• _EXERCISE DETAILS_:
Bring together all lines of the material below that contain the string "situacijama".

++++ RECORDS FOR PROCESSING

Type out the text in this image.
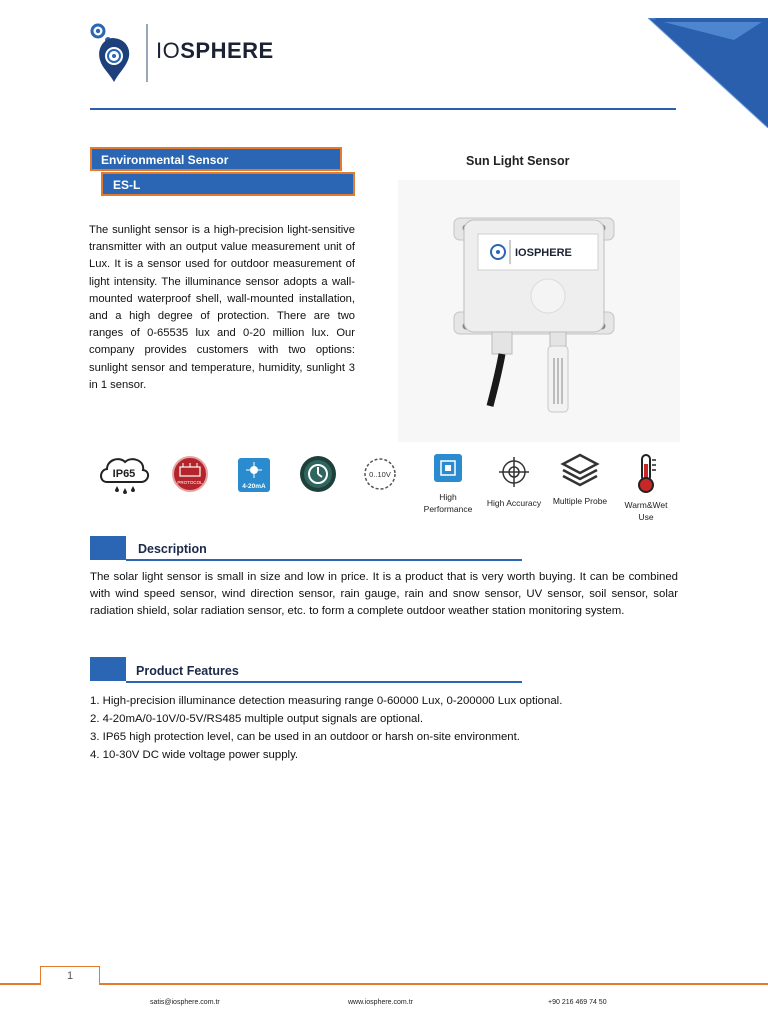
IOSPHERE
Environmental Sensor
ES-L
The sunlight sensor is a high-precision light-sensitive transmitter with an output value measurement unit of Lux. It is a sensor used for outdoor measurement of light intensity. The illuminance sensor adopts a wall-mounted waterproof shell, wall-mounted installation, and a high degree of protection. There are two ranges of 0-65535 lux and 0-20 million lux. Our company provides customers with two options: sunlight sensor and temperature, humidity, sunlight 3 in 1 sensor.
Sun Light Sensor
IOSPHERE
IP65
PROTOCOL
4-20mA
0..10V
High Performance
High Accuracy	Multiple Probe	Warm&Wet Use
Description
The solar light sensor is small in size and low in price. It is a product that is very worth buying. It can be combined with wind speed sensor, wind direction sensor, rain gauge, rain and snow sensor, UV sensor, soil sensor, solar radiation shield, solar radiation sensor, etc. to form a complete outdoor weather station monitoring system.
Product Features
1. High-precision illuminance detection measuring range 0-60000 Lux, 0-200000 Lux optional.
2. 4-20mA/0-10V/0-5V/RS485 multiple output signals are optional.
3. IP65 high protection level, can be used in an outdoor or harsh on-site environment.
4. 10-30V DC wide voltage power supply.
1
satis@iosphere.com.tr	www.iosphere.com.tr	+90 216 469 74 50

++++++++
++++ RECORDS FOR PROCESSING

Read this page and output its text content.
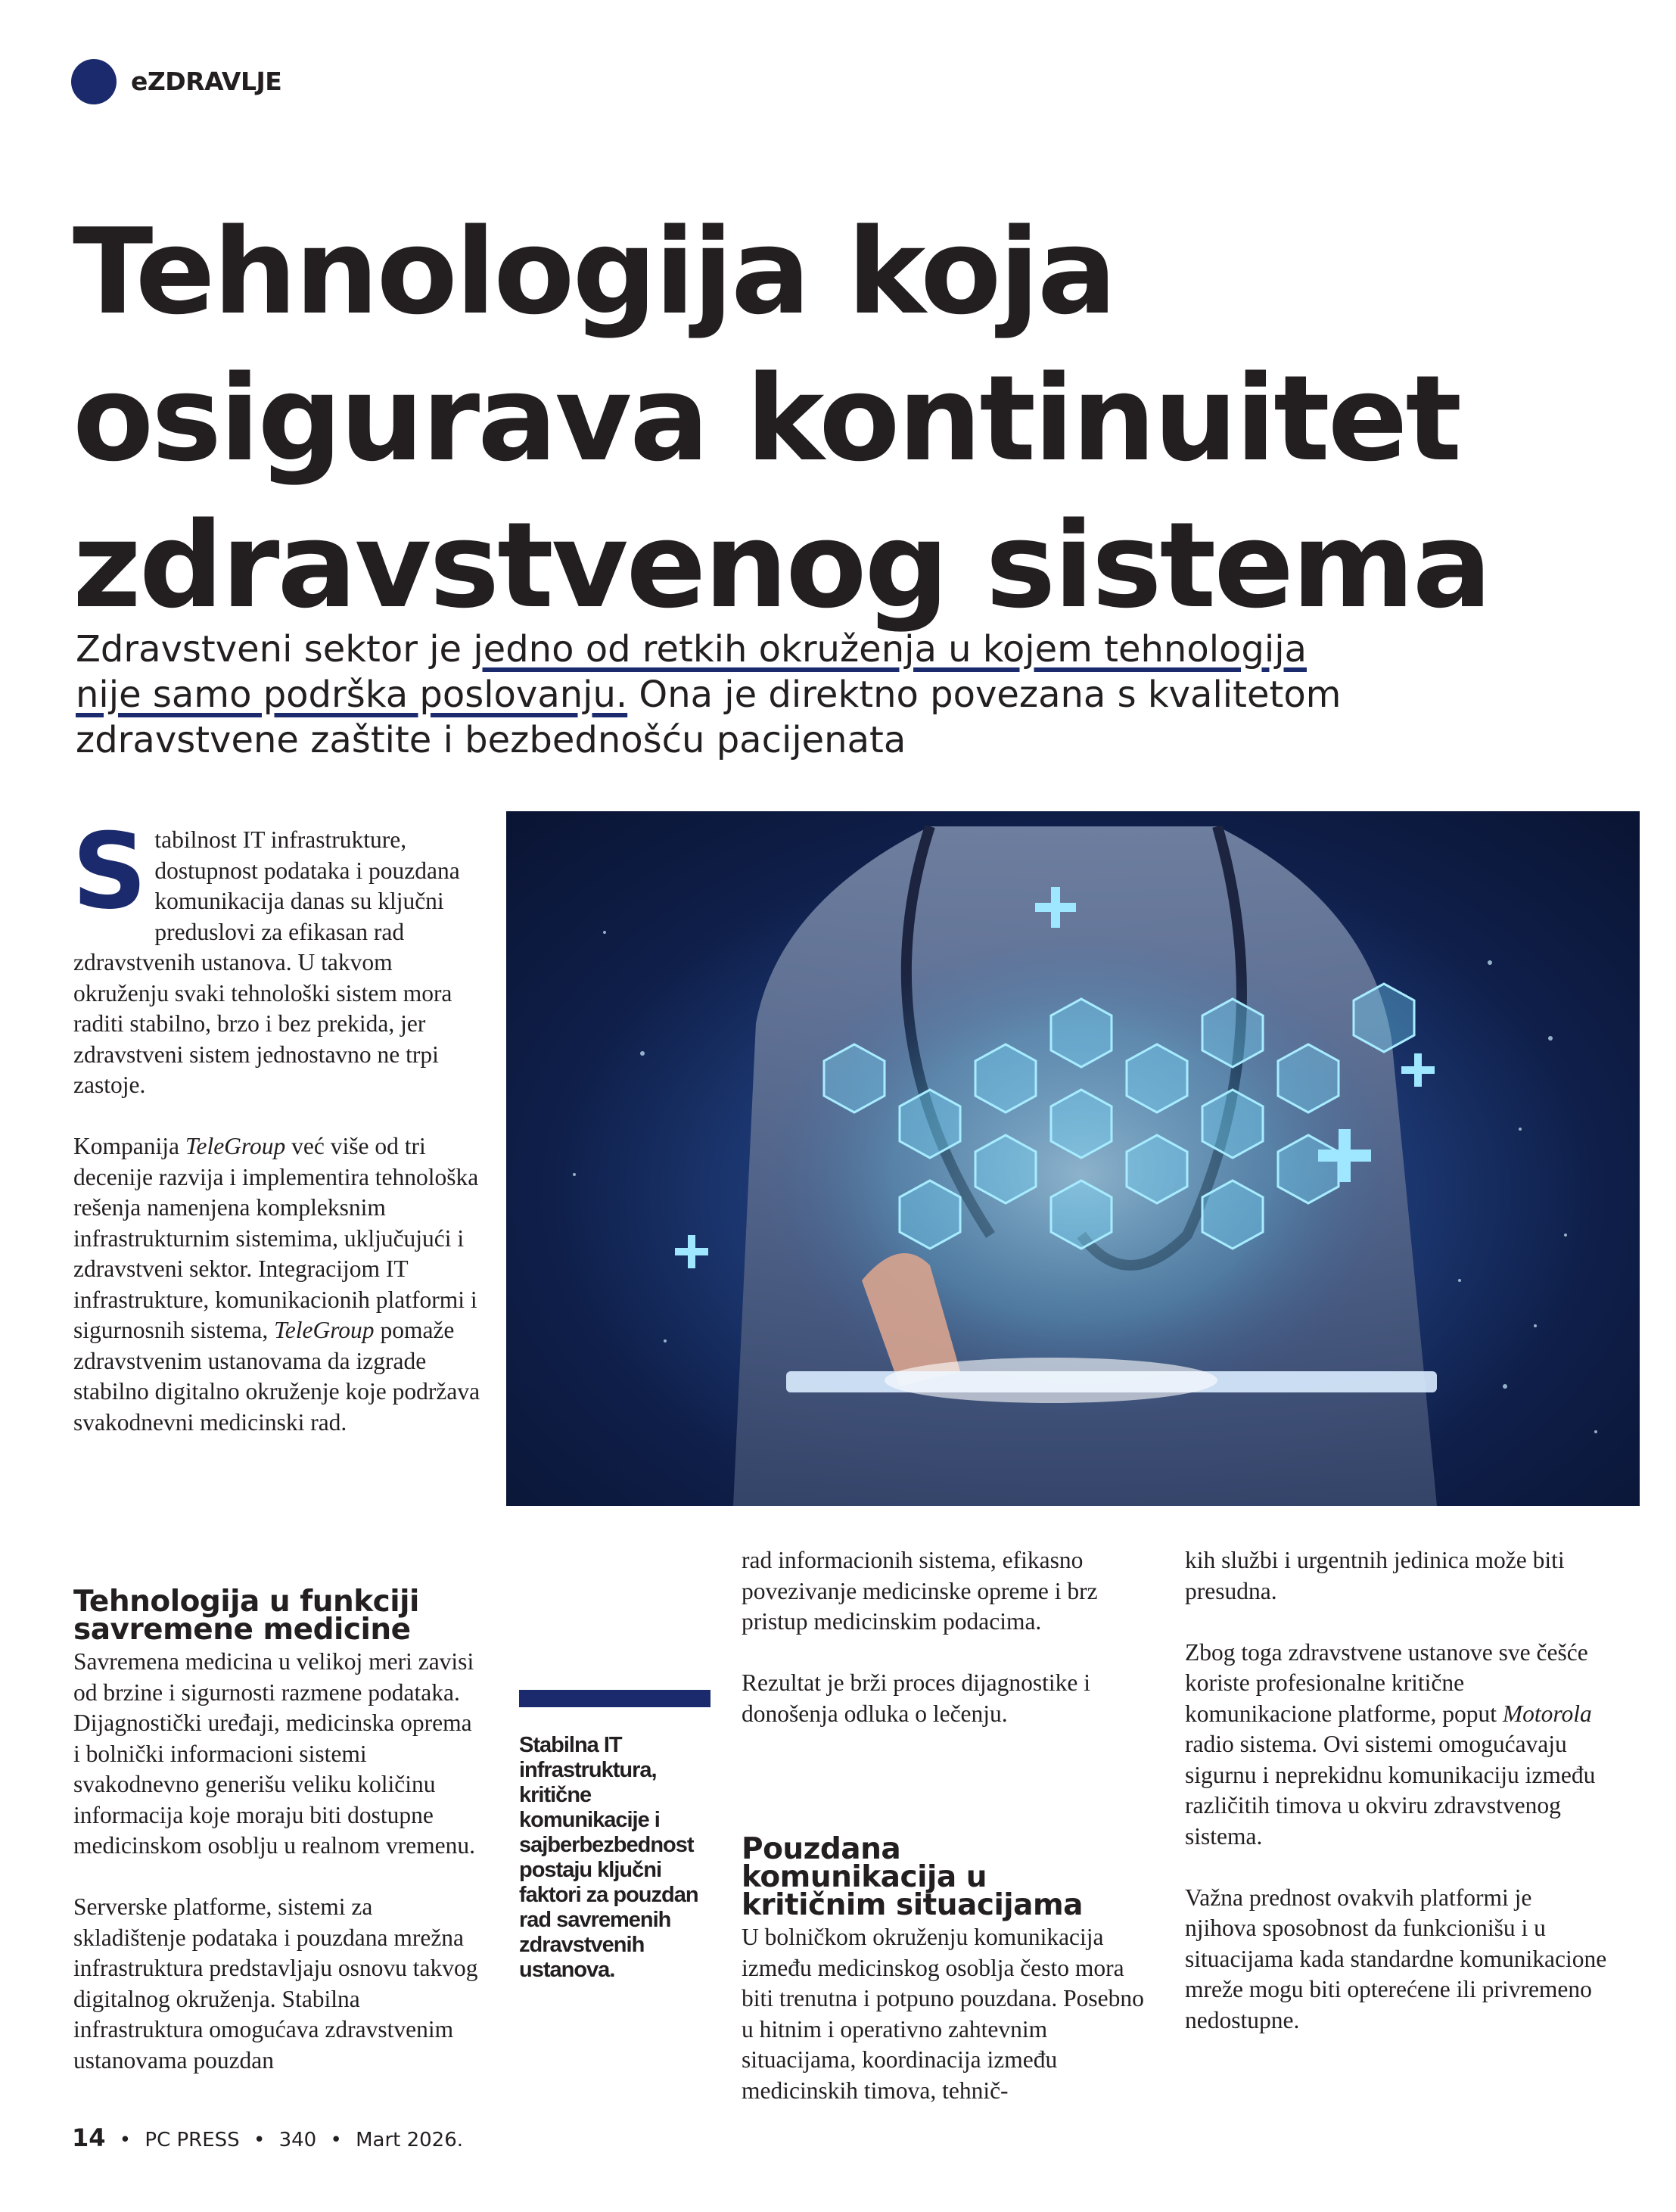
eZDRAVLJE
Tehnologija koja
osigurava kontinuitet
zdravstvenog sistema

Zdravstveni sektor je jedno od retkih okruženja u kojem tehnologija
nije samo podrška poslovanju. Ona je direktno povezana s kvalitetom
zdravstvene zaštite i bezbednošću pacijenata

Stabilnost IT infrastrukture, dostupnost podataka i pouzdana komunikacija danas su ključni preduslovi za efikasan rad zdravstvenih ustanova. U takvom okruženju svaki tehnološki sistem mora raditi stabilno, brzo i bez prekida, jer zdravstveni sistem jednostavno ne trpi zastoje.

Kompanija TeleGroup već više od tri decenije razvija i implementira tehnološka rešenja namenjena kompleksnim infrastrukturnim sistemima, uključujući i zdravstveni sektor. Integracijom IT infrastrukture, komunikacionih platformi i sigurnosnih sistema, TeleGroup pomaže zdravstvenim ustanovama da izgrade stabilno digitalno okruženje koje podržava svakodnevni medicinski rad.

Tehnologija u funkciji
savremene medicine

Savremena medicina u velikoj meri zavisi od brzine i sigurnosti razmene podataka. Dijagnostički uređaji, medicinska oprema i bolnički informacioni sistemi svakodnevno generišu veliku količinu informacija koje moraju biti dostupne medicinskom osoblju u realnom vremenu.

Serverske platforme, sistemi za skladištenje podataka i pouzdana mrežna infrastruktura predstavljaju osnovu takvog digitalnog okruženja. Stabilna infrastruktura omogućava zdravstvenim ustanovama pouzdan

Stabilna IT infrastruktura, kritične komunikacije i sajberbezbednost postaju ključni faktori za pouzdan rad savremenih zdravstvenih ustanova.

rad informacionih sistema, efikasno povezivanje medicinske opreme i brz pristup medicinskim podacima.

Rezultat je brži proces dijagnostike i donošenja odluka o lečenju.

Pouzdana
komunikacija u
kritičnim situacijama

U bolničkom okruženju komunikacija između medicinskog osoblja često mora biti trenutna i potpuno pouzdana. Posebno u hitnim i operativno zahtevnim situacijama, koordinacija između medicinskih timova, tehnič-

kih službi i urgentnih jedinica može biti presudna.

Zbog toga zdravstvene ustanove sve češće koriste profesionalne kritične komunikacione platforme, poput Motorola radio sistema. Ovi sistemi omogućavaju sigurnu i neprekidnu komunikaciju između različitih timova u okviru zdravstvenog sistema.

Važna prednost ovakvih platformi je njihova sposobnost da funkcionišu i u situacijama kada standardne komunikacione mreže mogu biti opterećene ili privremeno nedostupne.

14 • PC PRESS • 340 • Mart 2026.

++++++++
++++ RECORDS FOR PROCESSING

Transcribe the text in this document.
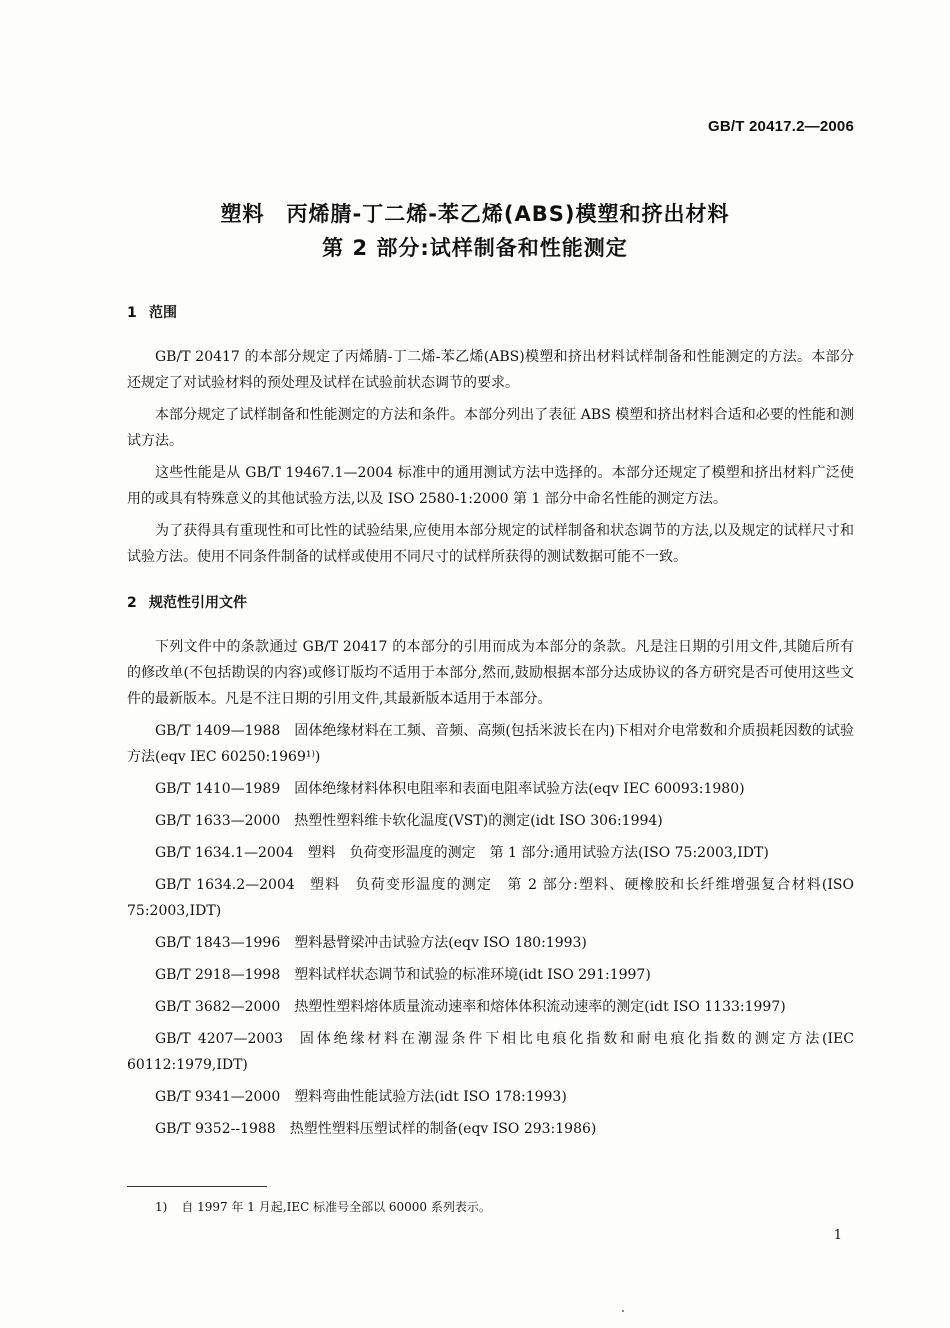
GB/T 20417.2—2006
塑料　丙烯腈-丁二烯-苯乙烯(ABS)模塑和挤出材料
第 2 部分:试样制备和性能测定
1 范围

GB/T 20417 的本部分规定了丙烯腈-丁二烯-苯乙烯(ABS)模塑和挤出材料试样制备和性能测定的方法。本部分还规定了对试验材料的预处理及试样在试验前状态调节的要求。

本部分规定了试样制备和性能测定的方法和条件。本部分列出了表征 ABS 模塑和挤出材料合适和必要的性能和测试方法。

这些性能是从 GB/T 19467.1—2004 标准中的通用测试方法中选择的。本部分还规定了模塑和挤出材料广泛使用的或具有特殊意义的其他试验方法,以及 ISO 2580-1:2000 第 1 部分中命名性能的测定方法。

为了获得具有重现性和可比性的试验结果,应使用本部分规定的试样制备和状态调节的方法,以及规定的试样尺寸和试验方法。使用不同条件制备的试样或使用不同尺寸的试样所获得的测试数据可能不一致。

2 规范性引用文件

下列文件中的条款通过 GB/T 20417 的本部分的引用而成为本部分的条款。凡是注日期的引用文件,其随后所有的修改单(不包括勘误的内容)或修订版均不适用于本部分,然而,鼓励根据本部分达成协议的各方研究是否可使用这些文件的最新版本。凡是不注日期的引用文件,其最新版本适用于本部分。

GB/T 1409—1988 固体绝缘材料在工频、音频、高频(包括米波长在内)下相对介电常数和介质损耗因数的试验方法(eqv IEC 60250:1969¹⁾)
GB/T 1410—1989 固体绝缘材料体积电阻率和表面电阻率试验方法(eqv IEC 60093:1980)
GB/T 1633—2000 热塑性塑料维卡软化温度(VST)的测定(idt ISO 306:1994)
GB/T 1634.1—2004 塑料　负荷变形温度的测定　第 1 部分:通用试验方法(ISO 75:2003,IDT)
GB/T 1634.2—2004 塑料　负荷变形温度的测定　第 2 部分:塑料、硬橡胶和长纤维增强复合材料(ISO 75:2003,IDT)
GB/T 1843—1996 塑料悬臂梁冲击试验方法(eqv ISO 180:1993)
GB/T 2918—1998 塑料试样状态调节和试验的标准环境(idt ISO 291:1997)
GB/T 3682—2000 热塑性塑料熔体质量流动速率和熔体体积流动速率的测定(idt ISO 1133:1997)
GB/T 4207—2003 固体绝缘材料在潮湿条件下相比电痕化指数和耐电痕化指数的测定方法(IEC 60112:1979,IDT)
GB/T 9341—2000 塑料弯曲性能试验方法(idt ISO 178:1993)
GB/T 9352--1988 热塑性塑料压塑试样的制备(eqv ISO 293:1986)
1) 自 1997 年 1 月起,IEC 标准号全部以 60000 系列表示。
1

++++++++

• _THE OUTPUT_:
kritičnim situacijama
U bolničkom okruženju komunikacija između medicinskog osoblja često mora biti trenutna i potpuno pouzdana. Posebno u hitnim i operativno zahtevnim situacijama, koordinacija između medicinskih timova, tehnič-
Važna prednost ovakvih platformi je njihova sposobnost da funkcionišu i u situacijama kada standardne komunikacione mreže mogu biti opterećene ili privremeno nedostupne.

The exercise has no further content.